> STORED ROWS:
---
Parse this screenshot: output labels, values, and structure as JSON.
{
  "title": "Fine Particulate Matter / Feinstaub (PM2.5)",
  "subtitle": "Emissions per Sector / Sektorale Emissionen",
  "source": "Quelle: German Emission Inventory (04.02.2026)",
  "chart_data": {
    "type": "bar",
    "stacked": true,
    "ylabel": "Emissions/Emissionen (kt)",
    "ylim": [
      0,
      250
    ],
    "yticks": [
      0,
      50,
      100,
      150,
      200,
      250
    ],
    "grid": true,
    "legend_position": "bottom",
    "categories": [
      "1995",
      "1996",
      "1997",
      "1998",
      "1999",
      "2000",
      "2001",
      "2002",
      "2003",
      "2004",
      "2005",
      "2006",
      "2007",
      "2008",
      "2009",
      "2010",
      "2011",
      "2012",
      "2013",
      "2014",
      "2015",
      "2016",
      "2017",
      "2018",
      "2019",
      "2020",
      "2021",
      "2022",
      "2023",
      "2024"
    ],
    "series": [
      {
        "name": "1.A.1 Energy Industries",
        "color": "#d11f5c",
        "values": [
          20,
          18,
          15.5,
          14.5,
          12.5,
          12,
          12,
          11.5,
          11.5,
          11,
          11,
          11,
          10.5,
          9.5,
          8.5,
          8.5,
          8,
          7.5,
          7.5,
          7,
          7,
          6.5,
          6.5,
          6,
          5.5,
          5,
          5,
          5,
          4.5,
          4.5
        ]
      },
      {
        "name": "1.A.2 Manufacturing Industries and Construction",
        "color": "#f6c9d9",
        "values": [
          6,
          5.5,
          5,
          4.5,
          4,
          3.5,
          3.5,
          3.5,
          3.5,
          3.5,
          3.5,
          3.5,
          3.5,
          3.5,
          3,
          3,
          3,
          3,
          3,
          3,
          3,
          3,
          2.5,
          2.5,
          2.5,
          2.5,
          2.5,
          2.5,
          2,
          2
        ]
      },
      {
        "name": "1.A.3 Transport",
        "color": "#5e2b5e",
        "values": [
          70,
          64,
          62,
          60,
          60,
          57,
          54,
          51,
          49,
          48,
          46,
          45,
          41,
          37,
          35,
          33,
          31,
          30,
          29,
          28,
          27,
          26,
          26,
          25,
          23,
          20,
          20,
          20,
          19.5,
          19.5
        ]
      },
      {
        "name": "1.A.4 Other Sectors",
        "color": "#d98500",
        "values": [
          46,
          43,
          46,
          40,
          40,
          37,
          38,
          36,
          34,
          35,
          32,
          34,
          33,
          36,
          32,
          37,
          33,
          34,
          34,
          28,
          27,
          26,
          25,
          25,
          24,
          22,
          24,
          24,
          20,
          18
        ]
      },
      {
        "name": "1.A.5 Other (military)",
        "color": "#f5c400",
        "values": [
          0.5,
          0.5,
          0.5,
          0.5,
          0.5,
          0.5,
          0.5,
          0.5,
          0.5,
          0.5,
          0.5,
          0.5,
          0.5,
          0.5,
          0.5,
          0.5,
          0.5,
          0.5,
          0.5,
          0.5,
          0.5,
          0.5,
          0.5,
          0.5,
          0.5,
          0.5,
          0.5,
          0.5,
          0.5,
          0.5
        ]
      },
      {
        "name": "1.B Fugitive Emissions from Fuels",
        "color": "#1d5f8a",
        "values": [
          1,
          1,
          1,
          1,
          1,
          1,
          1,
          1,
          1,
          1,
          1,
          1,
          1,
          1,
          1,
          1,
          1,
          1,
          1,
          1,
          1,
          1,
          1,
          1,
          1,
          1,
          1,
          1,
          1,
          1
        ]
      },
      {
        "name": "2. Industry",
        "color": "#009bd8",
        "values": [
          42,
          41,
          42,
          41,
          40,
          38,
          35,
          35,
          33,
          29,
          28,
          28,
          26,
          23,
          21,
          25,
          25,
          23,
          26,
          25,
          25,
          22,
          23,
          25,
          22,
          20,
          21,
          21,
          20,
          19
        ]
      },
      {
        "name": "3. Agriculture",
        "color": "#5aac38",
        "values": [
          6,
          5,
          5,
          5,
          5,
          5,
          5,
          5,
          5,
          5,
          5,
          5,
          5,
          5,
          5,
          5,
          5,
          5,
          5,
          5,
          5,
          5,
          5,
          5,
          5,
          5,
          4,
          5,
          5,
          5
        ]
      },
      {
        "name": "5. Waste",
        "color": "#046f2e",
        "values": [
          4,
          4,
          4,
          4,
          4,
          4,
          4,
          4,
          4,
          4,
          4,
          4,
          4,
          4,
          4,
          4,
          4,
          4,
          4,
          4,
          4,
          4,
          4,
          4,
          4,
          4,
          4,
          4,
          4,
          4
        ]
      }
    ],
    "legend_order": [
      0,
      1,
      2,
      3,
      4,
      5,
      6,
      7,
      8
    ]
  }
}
---
> TO DO: Look through the entries above; copy each line where the string "Industries" appears.

> EXERCISE ANSWER:
        "name": "1.A.1 Energy Industries",
        "name": "1.A.2 Manufacturing Industries and Construction",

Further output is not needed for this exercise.